Written exercise:
From the entries that follow, extract each line holding the string "COUNCIL".

Data entries:
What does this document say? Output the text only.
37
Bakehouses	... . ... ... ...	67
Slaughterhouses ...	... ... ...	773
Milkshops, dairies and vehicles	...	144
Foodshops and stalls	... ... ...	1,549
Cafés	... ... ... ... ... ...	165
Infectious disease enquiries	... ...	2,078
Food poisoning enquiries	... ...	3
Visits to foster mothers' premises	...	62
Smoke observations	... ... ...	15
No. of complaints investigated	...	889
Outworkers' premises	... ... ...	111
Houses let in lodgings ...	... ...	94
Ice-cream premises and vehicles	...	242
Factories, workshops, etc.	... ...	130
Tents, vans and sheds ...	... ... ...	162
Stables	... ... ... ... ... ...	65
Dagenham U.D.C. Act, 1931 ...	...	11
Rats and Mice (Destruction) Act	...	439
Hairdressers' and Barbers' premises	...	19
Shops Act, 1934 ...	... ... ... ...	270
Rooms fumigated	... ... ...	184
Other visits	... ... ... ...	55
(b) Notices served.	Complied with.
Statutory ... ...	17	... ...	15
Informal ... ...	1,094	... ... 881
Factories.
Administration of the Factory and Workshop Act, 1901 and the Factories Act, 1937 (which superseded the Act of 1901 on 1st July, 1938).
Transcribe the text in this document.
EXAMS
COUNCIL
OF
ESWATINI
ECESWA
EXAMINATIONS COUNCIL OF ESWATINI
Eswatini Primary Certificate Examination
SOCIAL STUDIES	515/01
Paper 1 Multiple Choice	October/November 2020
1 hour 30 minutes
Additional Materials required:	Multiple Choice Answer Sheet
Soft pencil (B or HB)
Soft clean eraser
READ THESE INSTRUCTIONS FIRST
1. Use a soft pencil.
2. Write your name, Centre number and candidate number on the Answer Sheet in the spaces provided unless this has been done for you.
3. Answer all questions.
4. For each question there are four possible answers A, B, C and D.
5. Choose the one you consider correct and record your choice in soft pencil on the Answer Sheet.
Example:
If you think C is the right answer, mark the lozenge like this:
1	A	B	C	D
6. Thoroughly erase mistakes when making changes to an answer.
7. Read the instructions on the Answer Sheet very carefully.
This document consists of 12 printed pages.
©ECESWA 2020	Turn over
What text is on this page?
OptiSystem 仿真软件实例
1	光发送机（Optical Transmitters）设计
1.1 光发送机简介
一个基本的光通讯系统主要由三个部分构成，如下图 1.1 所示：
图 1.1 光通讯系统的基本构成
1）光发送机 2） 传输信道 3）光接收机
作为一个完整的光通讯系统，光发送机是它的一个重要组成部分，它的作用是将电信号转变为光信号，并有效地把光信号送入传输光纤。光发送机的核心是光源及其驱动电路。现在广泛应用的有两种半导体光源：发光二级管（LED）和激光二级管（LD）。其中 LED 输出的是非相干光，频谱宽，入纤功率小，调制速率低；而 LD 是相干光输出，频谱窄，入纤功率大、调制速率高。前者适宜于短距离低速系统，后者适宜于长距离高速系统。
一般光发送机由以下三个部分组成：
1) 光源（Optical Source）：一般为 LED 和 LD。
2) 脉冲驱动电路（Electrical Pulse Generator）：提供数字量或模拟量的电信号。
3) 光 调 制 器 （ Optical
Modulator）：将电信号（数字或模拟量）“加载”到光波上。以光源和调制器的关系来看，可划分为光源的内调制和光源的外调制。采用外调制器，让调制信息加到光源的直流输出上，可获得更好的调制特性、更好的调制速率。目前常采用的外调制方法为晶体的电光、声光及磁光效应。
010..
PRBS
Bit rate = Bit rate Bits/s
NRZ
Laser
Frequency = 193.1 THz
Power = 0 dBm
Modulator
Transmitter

Exercise solution:
COUNCIL
EXAMINATIONS COUNCIL OF ESWATINI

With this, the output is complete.